▶ **What is required**: The entries below are to be repeated exactly as they stand.

▶ **Given entries**:
>>>>>

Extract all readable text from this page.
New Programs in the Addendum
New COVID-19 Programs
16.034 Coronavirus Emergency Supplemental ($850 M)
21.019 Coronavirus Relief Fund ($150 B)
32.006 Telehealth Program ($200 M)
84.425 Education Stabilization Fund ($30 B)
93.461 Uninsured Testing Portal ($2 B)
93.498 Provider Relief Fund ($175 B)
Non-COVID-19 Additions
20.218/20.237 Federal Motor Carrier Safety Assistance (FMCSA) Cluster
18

<<<<<

▶ **Answer to this task**:
Extract all readable text from this page.
New Programs in the Addendum
New COVID-19 Programs
16.034 Coronavirus Emergency Supplemental ($850 M)
21.019 Coronavirus Relief Fund ($150 B)
32.006 Telehealth Program ($200 M)
84.425 Education Stabilization Fund ($30 B)
93.461 Uninsured Testing Portal ($2 B)
93.498 Provider Relief Fund ($175 B)
Non-COVID-19 Additions
20.218/20.237 Federal Motor Carrier Safety Assistance (FMCSA) Cluster
18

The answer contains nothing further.